> **Entries shown**
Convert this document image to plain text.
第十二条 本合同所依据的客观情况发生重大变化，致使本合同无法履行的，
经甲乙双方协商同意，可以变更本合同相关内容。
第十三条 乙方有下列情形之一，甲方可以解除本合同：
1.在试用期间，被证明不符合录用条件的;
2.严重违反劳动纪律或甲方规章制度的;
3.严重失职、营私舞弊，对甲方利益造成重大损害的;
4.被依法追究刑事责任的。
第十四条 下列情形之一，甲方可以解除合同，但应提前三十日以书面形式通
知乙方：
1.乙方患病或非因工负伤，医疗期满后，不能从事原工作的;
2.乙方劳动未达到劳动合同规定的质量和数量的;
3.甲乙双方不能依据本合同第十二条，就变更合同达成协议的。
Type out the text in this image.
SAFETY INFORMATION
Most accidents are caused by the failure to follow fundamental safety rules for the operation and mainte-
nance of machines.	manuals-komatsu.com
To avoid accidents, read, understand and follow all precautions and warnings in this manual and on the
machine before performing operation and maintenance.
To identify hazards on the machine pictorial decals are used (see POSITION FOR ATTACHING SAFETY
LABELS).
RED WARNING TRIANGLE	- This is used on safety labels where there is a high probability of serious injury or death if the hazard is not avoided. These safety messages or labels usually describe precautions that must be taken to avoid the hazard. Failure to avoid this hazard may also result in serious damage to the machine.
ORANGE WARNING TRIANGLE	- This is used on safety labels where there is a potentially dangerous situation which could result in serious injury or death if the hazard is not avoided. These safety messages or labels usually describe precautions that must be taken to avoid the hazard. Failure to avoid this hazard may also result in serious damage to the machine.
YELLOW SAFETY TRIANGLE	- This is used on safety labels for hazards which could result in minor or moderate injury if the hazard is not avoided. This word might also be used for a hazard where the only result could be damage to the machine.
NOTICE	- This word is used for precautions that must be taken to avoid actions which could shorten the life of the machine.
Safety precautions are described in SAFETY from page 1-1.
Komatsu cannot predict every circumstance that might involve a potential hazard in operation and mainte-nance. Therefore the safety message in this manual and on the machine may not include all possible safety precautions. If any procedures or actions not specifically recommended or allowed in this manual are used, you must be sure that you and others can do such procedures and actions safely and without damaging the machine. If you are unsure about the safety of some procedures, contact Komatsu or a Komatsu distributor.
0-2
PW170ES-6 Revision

> **Exercise directions**
Reproduce every line from the entries that holds the word "image".

> **Finished answer**
Convert this document image to plain text.
Type out the text in this image.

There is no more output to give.